--- Given instruction ---
Can you pull out each line of the data below that includes the word "个月的历史数据"?

--- Extracted entries ---
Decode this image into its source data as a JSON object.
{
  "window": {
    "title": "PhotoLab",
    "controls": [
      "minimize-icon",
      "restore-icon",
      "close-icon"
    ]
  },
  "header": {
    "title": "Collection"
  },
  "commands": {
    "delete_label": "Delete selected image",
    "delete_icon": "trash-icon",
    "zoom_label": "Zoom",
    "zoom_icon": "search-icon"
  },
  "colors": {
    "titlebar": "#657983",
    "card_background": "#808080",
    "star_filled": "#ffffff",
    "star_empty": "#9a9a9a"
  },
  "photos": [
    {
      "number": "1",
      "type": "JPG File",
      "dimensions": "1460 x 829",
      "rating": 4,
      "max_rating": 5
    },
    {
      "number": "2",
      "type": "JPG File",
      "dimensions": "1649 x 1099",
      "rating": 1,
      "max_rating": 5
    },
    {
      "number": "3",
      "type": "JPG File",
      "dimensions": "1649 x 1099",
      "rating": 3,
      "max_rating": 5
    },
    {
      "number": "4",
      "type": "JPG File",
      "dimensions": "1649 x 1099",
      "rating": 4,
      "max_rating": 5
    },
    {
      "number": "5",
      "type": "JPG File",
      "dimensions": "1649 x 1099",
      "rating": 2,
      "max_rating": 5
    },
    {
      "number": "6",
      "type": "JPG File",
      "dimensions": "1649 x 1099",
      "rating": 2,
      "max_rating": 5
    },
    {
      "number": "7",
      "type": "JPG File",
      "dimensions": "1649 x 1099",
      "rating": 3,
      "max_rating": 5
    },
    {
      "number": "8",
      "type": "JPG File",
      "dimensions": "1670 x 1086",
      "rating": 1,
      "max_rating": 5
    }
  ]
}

---

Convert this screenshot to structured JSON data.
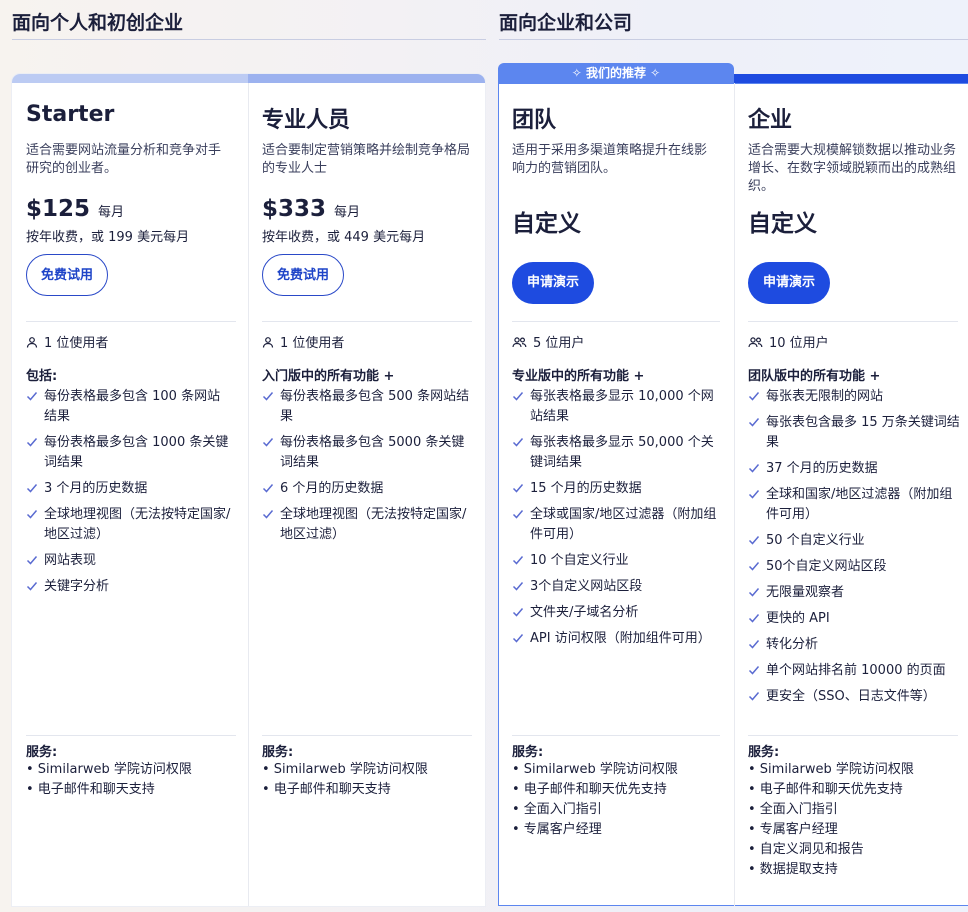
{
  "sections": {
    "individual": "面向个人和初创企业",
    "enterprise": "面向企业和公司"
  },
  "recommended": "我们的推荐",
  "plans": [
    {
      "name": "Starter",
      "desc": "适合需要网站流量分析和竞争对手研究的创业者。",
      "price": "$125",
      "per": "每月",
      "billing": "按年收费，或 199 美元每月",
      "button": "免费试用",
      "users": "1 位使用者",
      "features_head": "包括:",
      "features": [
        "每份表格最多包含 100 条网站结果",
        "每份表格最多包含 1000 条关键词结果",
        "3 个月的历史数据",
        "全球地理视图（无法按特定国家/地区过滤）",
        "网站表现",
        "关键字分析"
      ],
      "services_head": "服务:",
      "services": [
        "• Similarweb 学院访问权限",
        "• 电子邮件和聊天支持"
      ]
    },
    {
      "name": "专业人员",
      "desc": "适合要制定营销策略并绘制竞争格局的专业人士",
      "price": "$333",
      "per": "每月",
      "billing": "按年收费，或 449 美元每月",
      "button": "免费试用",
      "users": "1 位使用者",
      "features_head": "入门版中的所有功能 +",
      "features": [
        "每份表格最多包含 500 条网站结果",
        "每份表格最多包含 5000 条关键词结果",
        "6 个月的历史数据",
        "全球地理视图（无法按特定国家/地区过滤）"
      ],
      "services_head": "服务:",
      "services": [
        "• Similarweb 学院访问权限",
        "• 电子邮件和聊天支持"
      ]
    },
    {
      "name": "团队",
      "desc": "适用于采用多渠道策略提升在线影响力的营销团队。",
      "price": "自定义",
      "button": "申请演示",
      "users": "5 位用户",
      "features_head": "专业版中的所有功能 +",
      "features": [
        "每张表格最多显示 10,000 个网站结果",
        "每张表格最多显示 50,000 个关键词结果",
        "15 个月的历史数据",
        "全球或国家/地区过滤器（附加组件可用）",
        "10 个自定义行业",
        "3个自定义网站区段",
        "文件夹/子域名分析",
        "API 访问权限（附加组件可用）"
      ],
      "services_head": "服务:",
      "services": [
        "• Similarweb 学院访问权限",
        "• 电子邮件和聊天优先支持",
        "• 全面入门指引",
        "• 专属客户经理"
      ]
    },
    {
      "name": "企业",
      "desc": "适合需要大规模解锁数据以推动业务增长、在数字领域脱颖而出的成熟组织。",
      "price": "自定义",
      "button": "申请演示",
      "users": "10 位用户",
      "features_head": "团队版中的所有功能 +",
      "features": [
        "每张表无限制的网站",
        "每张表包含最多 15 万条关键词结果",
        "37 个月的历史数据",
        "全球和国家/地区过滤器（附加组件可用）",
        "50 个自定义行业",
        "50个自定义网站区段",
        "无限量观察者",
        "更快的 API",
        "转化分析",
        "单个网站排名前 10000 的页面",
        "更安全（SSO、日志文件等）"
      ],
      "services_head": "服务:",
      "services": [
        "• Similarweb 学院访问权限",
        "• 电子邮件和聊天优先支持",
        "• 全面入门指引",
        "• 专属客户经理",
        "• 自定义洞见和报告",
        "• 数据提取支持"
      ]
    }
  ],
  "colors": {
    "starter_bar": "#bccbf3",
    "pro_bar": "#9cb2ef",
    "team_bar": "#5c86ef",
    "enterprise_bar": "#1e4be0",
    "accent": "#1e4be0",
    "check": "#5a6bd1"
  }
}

--- Reply to the exercise ---
        "3 个月的历史数据",
        "6 个月的历史数据",
        "15 个月的历史数据",
        "37 个月的历史数据",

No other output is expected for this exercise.